### THE PROBLEM
Return every record below exactly as written, omitting any pictures.
-- begin MATERIALS PROVIDED --
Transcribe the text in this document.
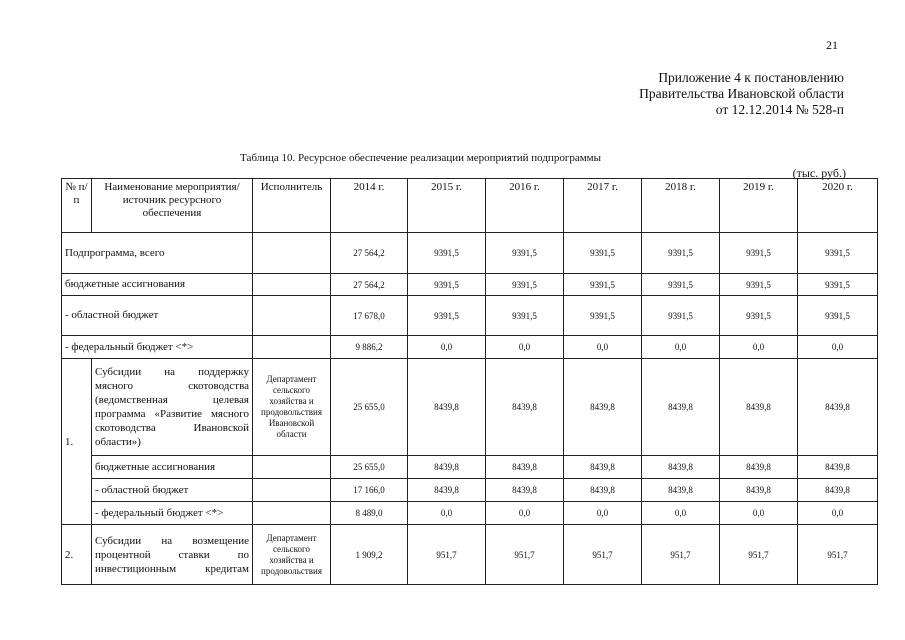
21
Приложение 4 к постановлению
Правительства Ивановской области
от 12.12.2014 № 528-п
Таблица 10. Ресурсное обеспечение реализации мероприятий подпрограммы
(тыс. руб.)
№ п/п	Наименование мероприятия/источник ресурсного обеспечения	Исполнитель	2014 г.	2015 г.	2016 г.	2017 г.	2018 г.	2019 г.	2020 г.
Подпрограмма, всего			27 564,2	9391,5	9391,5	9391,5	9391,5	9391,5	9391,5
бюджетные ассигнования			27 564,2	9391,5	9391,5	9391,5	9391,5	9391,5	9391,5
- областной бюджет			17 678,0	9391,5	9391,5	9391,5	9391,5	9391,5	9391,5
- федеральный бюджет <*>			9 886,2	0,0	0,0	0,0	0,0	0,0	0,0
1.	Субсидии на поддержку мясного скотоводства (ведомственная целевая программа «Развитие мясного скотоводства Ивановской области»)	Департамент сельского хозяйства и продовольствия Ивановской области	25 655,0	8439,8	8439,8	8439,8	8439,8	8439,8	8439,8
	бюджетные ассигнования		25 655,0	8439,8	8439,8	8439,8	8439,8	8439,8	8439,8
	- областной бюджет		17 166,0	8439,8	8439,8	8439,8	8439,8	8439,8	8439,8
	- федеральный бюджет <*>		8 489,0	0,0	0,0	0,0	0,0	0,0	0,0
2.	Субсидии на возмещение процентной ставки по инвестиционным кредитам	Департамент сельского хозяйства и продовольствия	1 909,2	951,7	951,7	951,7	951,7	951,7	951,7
-- end MATERIALS PROVIDED --
### WRITTEN SOLUTION
Transcribe the text in this document.
21
Приложение 4 к постановлению
Правительства Ивановской области
от 12.12.2014 № 528-п
Таблица 10. Ресурсное обеспечение реализации мероприятий подпрограммы
(тыс. руб.)
№ п/п	Наименование мероприятия/источник ресурсного обеспечения	Исполнитель	2014 г.	2015 г.	2016 г.	2017 г.	2018 г.	2019 г.	2020 г.
Подпрограмма, всего			27 564,2	9391,5	9391,5	9391,5	9391,5	9391,5	9391,5
бюджетные ассигнования			27 564,2	9391,5	9391,5	9391,5	9391,5	9391,5	9391,5
- областной бюджет			17 678,0	9391,5	9391,5	9391,5	9391,5	9391,5	9391,5
- федеральный бюджет <*>			9 886,2	0,0	0,0	0,0	0,0	0,0	0,0
1.	Субсидии на поддержку мясного скотоводства (ведомственная целевая программа «Развитие мясного скотоводства Ивановской области»)	Департамент сельского хозяйства и продовольствия Ивановской области	25 655,0	8439,8	8439,8	8439,8	8439,8	8439,8	8439,8
	бюджетные ассигнования		25 655,0	8439,8	8439,8	8439,8	8439,8	8439,8	8439,8
	- областной бюджет		17 166,0	8439,8	8439,8	8439,8	8439,8	8439,8	8439,8
	- федеральный бюджет <*>		8 489,0	0,0	0,0	0,0	0,0	0,0	0,0
2.	Субсидии на возмещение процентной ставки по инвестиционным кредитам	Департамент сельского хозяйства и продовольствия	1 909,2	951,7	951,7	951,7	951,7	951,7	951,7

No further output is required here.